***** Recorded data

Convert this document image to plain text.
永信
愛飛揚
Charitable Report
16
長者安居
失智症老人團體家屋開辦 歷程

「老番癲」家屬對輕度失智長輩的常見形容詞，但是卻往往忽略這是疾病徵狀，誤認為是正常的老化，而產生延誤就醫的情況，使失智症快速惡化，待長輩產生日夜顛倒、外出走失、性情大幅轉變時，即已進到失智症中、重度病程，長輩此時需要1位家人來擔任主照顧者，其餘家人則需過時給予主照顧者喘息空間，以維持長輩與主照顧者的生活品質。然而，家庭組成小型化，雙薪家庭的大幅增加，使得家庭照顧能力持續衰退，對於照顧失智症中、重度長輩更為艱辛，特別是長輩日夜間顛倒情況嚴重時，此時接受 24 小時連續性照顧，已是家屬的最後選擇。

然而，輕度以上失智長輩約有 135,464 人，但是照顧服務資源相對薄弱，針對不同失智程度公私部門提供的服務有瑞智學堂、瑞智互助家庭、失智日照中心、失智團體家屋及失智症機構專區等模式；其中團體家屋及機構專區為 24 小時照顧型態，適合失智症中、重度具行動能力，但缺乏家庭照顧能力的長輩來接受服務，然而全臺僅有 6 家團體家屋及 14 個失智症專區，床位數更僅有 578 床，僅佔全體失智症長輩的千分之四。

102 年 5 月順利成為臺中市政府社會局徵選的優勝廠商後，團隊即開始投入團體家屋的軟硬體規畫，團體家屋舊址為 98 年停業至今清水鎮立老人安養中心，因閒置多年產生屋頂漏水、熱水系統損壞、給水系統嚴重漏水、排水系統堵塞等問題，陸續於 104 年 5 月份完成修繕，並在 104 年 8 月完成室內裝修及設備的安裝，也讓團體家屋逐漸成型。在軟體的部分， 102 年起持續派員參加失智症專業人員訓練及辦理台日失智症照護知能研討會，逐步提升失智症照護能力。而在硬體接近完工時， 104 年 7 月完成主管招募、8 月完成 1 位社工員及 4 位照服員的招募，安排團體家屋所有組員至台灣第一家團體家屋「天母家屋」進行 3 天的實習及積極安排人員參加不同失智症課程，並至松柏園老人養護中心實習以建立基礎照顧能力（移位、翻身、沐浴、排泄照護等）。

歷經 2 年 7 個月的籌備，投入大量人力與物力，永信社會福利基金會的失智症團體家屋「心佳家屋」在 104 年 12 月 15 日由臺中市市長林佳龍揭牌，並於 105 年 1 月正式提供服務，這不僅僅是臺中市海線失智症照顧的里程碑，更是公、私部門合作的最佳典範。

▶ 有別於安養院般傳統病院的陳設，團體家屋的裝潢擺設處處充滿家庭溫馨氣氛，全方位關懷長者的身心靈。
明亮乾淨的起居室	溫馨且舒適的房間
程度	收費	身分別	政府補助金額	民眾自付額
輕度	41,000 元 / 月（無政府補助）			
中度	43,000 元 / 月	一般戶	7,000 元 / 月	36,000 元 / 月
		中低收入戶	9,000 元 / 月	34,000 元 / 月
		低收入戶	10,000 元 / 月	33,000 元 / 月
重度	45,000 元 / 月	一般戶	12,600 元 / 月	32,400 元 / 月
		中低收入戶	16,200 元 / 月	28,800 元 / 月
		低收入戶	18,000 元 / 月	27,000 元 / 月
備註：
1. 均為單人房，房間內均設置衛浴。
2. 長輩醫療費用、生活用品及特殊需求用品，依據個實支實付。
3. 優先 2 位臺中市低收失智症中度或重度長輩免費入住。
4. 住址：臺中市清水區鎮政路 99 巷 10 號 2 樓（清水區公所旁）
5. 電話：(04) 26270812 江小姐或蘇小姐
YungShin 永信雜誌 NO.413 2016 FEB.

**********

Take each line of the material that contains the word "中低收入戶" and list it.

## Written solution
		中低收入戶	9,000 元 / 月	34,000 元 / 月
		中低收入戶	16,200 元 / 月	28,800 元 / 月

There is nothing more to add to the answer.